## SUPPLIED MATERIAL
==================================================
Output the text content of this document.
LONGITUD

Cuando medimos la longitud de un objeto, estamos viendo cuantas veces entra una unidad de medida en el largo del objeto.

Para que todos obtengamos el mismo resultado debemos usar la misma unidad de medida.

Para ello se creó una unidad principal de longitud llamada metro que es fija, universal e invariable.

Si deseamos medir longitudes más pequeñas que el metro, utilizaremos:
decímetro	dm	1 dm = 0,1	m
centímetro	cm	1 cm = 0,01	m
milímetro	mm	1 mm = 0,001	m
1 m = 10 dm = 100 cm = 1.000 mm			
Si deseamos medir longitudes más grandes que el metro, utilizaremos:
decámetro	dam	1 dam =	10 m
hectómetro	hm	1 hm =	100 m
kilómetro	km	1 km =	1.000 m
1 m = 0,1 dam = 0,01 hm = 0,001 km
==================================================
## REQUEST
Retype the entries one by one, exactly.

## ANSWER TO THIS PROBLEM
Output the text content of this document.
LONGITUD

Cuando medimos la longitud de un objeto, estamos viendo cuantas veces entra una unidad de medida en el largo del objeto.

Para que todos obtengamos el mismo resultado debemos usar la misma unidad de medida.

Para ello se creó una unidad principal de longitud llamada metro que es fija, universal e invariable.

Si deseamos medir longitudes más pequeñas que el metro, utilizaremos:
decímetro	dm	1 dm = 0,1	m
centímetro	cm	1 cm = 0,01	m
milímetro	mm	1 mm = 0,001	m
1 m = 10 dm = 100 cm = 1.000 mm			
Si deseamos medir longitudes más grandes que el metro, utilizaremos:
decámetro	dam	1 dam =	10 m
hectómetro	hm	1 hm =	100 m
kilómetro	km	1 km =	1.000 m
1 m = 0,1 dam = 0,01 hm = 0,001 km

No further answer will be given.